··· The records ···

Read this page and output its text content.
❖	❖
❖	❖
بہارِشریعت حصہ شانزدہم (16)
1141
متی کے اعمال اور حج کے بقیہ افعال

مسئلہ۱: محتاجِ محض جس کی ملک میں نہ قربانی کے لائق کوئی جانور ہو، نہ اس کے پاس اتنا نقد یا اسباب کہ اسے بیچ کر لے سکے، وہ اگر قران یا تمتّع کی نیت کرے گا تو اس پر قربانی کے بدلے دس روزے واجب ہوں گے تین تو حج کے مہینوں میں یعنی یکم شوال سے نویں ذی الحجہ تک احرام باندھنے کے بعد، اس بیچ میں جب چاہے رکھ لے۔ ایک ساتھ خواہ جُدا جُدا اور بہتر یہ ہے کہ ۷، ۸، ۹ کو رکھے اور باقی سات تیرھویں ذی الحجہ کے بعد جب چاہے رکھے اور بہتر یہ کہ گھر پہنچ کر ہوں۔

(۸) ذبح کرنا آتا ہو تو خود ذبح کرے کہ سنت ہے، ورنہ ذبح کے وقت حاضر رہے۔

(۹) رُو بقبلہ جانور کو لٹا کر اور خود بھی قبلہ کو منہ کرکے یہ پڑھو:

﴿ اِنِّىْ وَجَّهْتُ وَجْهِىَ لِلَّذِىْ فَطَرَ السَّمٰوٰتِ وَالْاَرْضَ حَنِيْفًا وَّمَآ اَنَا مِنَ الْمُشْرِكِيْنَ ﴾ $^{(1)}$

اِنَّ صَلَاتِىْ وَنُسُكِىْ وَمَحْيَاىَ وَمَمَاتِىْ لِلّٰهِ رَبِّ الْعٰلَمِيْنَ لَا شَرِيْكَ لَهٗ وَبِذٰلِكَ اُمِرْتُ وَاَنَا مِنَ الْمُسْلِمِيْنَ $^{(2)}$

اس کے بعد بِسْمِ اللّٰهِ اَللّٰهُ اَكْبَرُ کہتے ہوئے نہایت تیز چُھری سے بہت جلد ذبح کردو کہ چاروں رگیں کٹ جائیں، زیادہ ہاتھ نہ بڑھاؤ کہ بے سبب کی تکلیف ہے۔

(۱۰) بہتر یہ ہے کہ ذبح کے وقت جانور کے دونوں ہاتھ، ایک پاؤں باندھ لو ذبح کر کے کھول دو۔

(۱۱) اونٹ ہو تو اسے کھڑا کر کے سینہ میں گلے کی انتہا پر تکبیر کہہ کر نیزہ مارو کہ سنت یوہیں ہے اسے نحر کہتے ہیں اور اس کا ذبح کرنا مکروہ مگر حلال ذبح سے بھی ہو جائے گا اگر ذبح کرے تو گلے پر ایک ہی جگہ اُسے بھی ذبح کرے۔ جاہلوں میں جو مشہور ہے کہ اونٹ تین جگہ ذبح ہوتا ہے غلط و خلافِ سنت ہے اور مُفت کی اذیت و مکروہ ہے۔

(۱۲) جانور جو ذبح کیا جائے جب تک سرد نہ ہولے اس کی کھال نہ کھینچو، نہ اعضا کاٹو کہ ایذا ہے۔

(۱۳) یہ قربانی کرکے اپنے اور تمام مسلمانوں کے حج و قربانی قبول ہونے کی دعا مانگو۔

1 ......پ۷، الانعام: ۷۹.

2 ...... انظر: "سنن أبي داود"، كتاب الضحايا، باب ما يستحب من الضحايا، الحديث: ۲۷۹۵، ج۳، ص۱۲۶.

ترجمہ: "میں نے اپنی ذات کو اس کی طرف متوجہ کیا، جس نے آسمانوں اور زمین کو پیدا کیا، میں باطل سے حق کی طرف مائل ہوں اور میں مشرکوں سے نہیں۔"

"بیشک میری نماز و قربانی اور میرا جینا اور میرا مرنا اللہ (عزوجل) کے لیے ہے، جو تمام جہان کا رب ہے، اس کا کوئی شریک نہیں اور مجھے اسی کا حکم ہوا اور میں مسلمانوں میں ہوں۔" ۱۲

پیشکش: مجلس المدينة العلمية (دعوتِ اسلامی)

···
··· The records ···

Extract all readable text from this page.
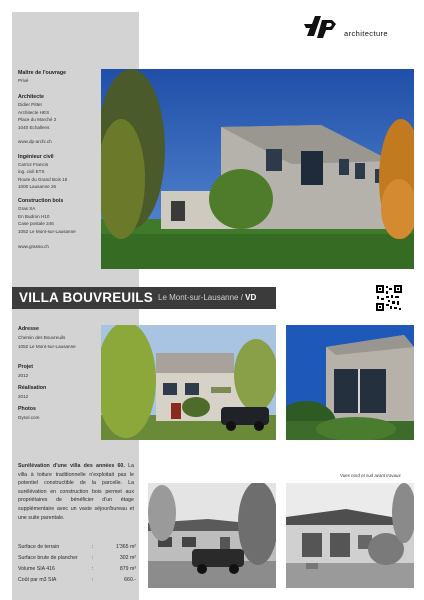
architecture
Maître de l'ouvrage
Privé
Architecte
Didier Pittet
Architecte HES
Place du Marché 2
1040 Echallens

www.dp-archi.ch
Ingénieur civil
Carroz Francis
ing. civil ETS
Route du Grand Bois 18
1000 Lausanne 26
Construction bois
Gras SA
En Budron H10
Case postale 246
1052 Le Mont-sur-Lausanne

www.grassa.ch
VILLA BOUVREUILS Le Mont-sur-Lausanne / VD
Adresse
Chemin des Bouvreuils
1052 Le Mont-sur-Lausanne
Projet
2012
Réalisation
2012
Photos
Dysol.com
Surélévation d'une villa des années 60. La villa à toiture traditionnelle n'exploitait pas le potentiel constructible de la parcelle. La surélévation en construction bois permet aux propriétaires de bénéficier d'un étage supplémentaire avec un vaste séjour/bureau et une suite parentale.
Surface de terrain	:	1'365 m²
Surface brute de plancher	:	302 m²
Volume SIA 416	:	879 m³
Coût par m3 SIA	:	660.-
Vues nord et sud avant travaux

···
··· The records ···

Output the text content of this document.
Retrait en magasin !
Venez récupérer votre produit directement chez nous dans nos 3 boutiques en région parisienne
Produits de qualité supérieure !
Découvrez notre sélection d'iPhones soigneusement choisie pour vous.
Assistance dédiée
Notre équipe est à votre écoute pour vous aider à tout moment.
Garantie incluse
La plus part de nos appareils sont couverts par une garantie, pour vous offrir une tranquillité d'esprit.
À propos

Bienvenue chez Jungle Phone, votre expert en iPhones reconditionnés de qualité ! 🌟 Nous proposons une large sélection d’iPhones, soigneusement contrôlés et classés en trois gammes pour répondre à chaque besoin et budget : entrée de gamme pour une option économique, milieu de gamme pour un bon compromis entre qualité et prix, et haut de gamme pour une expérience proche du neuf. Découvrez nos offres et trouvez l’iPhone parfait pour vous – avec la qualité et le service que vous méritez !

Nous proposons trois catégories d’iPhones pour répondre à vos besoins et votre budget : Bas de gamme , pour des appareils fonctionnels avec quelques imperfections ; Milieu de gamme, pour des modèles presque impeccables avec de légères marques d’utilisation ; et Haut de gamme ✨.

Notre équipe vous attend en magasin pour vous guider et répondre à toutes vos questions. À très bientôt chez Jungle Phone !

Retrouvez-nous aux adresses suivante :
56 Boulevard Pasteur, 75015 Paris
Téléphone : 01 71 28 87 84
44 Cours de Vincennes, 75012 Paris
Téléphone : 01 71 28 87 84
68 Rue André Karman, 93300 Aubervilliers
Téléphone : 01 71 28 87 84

···

Extract every line from the records above that contains the word "équipe".

Notre équipe est à votre écoute pour vous aider à tout moment.
Notre équipe vous attend en magasin pour vous guider et répondre à toutes vos questions. À très bientôt chez Jungle Phone !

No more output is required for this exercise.